Exercise directions
Report how many lines contain the word "Panjang", with no other text.

# START OF Data supplied

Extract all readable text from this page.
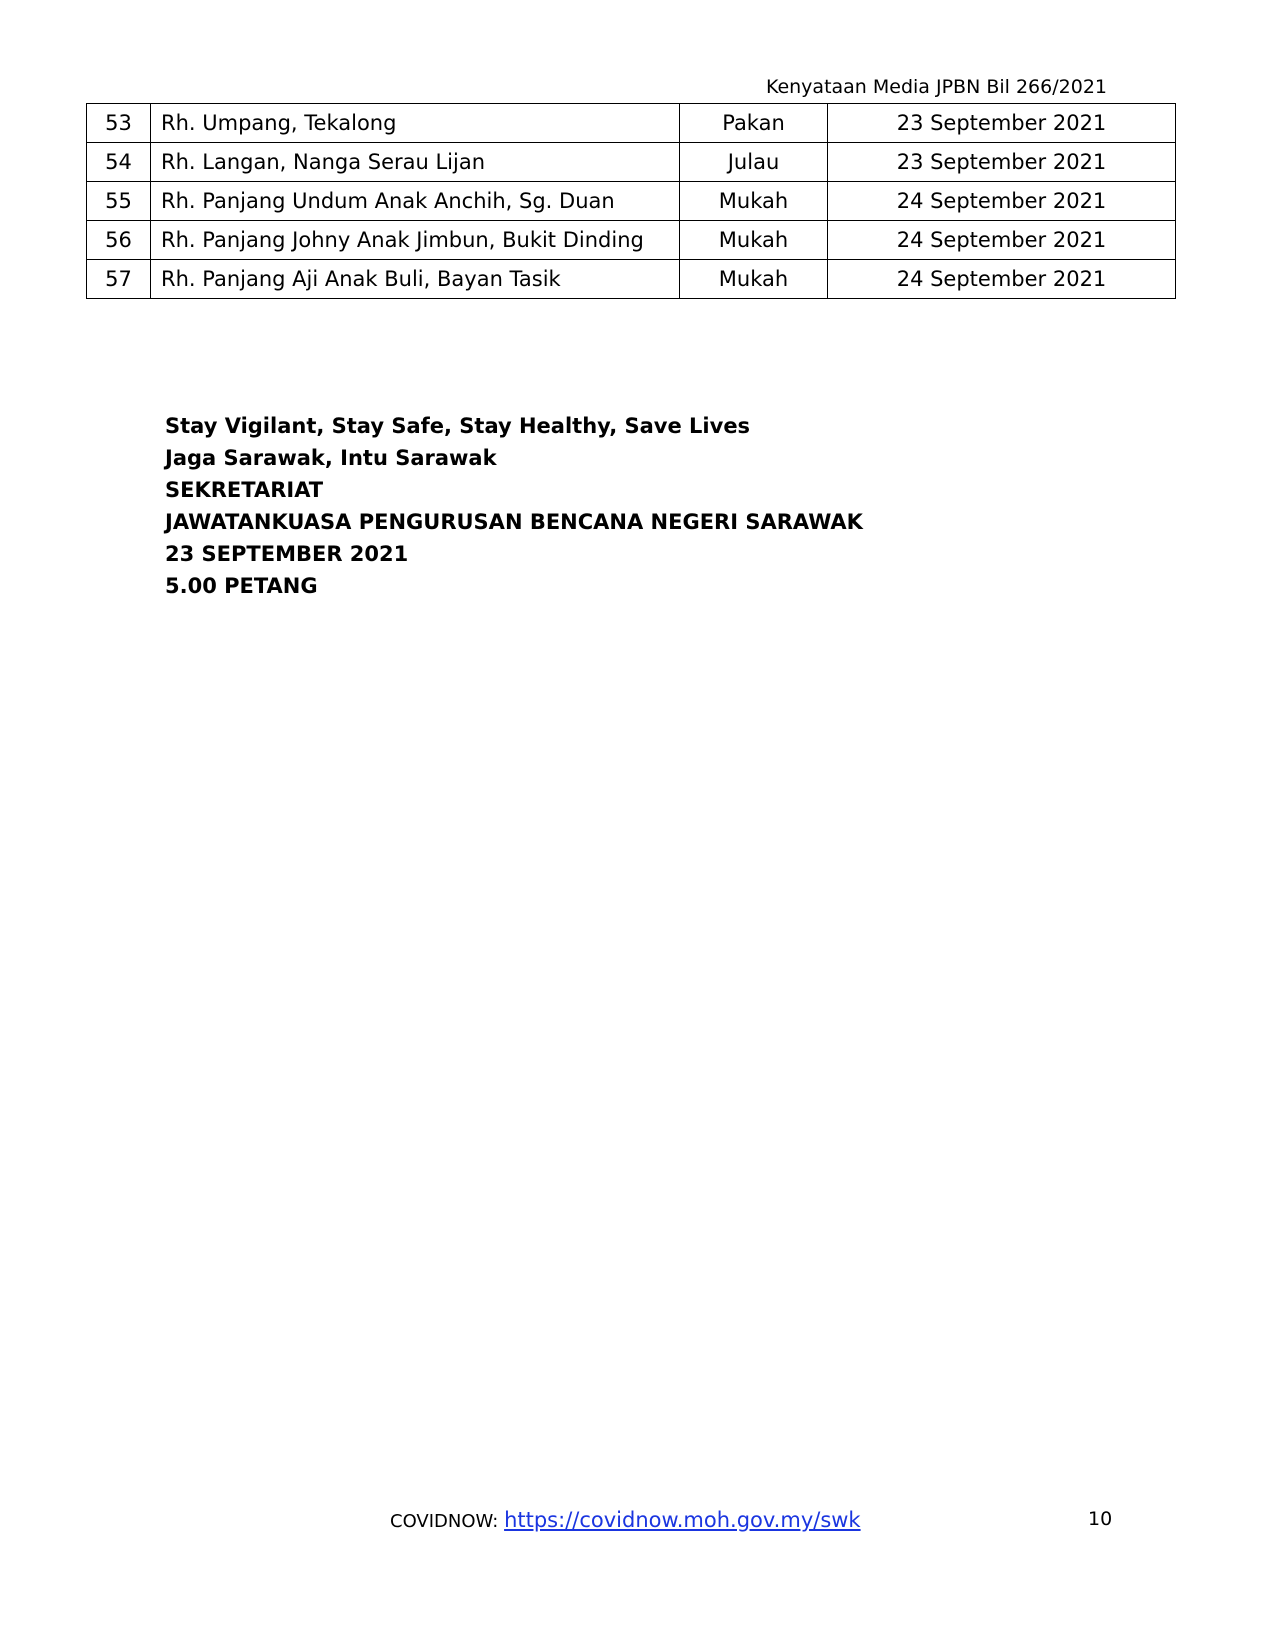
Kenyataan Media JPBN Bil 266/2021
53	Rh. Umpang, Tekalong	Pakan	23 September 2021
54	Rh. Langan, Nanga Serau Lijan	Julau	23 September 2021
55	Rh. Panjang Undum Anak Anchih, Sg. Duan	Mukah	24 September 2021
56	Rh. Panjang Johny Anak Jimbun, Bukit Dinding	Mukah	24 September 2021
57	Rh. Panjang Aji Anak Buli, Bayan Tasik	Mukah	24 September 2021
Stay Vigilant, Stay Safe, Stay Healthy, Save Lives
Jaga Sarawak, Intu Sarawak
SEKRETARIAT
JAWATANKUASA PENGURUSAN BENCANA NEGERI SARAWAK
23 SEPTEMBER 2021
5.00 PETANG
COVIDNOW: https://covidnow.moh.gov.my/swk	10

# END OF Data supplied

Written response
3